begin TASK DATA
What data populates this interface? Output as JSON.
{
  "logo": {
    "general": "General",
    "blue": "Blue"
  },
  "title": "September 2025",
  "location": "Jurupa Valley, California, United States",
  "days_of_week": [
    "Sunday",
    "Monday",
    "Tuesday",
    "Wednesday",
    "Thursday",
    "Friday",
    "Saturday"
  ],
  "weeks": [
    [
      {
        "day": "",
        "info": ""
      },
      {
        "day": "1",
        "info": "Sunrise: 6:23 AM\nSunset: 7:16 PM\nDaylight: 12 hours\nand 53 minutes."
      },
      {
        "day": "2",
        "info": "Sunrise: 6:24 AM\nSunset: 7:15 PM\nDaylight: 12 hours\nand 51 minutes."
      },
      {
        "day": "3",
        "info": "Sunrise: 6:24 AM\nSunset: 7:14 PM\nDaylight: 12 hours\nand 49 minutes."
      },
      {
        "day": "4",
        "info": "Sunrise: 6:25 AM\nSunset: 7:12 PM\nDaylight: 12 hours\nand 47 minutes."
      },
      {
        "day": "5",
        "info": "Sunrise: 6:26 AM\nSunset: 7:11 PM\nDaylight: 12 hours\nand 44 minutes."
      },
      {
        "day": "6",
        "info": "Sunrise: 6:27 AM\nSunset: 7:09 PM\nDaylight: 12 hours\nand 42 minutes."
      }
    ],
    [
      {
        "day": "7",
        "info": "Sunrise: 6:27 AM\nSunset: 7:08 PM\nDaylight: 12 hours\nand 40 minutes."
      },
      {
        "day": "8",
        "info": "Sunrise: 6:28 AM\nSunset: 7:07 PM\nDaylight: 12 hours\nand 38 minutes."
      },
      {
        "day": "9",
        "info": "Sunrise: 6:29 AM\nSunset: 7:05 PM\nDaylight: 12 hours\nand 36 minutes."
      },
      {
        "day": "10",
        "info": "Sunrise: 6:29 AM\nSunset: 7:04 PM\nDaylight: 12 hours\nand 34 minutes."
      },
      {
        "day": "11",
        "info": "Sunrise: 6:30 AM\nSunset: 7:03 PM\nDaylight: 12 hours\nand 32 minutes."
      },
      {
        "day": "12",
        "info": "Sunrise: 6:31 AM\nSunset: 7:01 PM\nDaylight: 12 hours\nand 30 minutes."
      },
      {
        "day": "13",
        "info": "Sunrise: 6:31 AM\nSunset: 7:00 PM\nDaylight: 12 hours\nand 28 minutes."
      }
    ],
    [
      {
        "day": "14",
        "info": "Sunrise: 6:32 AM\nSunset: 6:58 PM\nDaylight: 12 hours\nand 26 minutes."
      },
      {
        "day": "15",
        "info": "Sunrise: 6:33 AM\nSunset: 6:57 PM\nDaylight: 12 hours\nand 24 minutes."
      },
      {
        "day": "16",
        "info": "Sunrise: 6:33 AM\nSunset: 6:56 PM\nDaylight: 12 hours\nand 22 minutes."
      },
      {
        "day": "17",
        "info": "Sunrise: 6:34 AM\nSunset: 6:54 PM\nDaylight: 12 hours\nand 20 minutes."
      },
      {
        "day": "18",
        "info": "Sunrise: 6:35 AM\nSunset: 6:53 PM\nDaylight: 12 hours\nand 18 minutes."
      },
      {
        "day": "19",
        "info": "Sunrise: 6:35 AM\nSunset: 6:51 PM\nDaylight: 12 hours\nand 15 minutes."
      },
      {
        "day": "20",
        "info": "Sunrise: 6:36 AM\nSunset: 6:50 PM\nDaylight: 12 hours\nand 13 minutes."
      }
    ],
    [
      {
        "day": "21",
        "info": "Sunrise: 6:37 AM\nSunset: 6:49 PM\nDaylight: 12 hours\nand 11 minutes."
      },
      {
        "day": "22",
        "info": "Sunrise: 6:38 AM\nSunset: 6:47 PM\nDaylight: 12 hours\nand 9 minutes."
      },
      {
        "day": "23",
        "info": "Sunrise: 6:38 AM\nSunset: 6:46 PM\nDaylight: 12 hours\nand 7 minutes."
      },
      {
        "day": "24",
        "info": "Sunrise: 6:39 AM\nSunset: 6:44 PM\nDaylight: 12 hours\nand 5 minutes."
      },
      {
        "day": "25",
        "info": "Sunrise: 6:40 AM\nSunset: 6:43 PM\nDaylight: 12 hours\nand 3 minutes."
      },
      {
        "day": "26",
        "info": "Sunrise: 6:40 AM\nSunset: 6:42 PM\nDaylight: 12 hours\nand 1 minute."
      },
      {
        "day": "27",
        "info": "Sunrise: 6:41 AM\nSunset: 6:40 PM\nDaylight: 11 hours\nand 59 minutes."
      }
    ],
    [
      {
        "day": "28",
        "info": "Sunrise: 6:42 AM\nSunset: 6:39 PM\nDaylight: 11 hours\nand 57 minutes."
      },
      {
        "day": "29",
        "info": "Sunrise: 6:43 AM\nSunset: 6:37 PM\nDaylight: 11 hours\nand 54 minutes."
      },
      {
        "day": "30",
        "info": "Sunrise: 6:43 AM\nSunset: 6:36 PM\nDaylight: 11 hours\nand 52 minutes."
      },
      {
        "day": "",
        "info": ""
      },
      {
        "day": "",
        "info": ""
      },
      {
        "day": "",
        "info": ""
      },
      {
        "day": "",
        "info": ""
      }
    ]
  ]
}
end TASK DATA
INSTRUCTIONS TO FOLLOW: Return every entry verbatim.

OUTPUT OF THE TASK:
What data populates this interface? Output as JSON.
{
  "logo": {
    "general": "General",
    "blue": "Blue"
  },
  "title": "September 2025",
  "location": "Jurupa Valley, California, United States",
  "days_of_week": [
    "Sunday",
    "Monday",
    "Tuesday",
    "Wednesday",
    "Thursday",
    "Friday",
    "Saturday"
  ],
  "weeks": [
    [
      {
        "day": "",
        "info": ""
      },
      {
        "day": "1",
        "info": "Sunrise: 6:23 AM\nSunset: 7:16 PM\nDaylight: 12 hours\nand 53 minutes."
      },
      {
        "day": "2",
        "info": "Sunrise: 6:24 AM\nSunset: 7:15 PM\nDaylight: 12 hours\nand 51 minutes."
      },
      {
        "day": "3",
        "info": "Sunrise: 6:24 AM\nSunset: 7:14 PM\nDaylight: 12 hours\nand 49 minutes."
      },
      {
        "day": "4",
        "info": "Sunrise: 6:25 AM\nSunset: 7:12 PM\nDaylight: 12 hours\nand 47 minutes."
      },
      {
        "day": "5",
        "info": "Sunrise: 6:26 AM\nSunset: 7:11 PM\nDaylight: 12 hours\nand 44 minutes."
      },
      {
        "day": "6",
        "info": "Sunrise: 6:27 AM\nSunset: 7:09 PM\nDaylight: 12 hours\nand 42 minutes."
      }
    ],
    [
      {
        "day": "7",
        "info": "Sunrise: 6:27 AM\nSunset: 7:08 PM\nDaylight: 12 hours\nand 40 minutes."
      },
      {
        "day": "8",
        "info": "Sunrise: 6:28 AM\nSunset: 7:07 PM\nDaylight: 12 hours\nand 38 minutes."
      },
      {
        "day": "9",
        "info": "Sunrise: 6:29 AM\nSunset: 7:05 PM\nDaylight: 12 hours\nand 36 minutes."
      },
      {
        "day": "10",
        "info": "Sunrise: 6:29 AM\nSunset: 7:04 PM\nDaylight: 12 hours\nand 34 minutes."
      },
      {
        "day": "11",
        "info": "Sunrise: 6:30 AM\nSunset: 7:03 PM\nDaylight: 12 hours\nand 32 minutes."
      },
      {
        "day": "12",
        "info": "Sunrise: 6:31 AM\nSunset: 7:01 PM\nDaylight: 12 hours\nand 30 minutes."
      },
      {
        "day": "13",
        "info": "Sunrise: 6:31 AM\nSunset: 7:00 PM\nDaylight: 12 hours\nand 28 minutes."
      }
    ],
    [
      {
        "day": "14",
        "info": "Sunrise: 6:32 AM\nSunset: 6:58 PM\nDaylight: 12 hours\nand 26 minutes."
      },
      {
        "day": "15",
        "info": "Sunrise: 6:33 AM\nSunset: 6:57 PM\nDaylight: 12 hours\nand 24 minutes."
      },
      {
        "day": "16",
        "info": "Sunrise: 6:33 AM\nSunset: 6:56 PM\nDaylight: 12 hours\nand 22 minutes."
      },
      {
        "day": "17",
        "info": "Sunrise: 6:34 AM\nSunset: 6:54 PM\nDaylight: 12 hours\nand 20 minutes."
      },
      {
        "day": "18",
        "info": "Sunrise: 6:35 AM\nSunset: 6:53 PM\nDaylight: 12 hours\nand 18 minutes."
      },
      {
        "day": "19",
        "info": "Sunrise: 6:35 AM\nSunset: 6:51 PM\nDaylight: 12 hours\nand 15 minutes."
      },
      {
        "day": "20",
        "info": "Sunrise: 6:36 AM\nSunset: 6:50 PM\nDaylight: 12 hours\nand 13 minutes."
      }
    ],
    [
      {
        "day": "21",
        "info": "Sunrise: 6:37 AM\nSunset: 6:49 PM\nDaylight: 12 hours\nand 11 minutes."
      },
      {
        "day": "22",
        "info": "Sunrise: 6:38 AM\nSunset: 6:47 PM\nDaylight: 12 hours\nand 9 minutes."
      },
      {
        "day": "23",
        "info": "Sunrise: 6:38 AM\nSunset: 6:46 PM\nDaylight: 12 hours\nand 7 minutes."
      },
      {
        "day": "24",
        "info": "Sunrise: 6:39 AM\nSunset: 6:44 PM\nDaylight: 12 hours\nand 5 minutes."
      },
      {
        "day": "25",
        "info": "Sunrise: 6:40 AM\nSunset: 6:43 PM\nDaylight: 12 hours\nand 3 minutes."
      },
      {
        "day": "26",
        "info": "Sunrise: 6:40 AM\nSunset: 6:42 PM\nDaylight: 12 hours\nand 1 minute."
      },
      {
        "day": "27",
        "info": "Sunrise: 6:41 AM\nSunset: 6:40 PM\nDaylight: 11 hours\nand 59 minutes."
      }
    ],
    [
      {
        "day": "28",
        "info": "Sunrise: 6:42 AM\nSunset: 6:39 PM\nDaylight: 11 hours\nand 57 minutes."
      },
      {
        "day": "29",
        "info": "Sunrise: 6:43 AM\nSunset: 6:37 PM\nDaylight: 11 hours\nand 54 minutes."
      },
      {
        "day": "30",
        "info": "Sunrise: 6:43 AM\nSunset: 6:36 PM\nDaylight: 11 hours\nand 52 minutes."
      },
      {
        "day": "",
        "info": ""
      },
      {
        "day": "",
        "info": ""
      },
      {
        "day": "",
        "info": ""
      },
      {
        "day": "",
        "info": ""
      }
    ]
  ]
}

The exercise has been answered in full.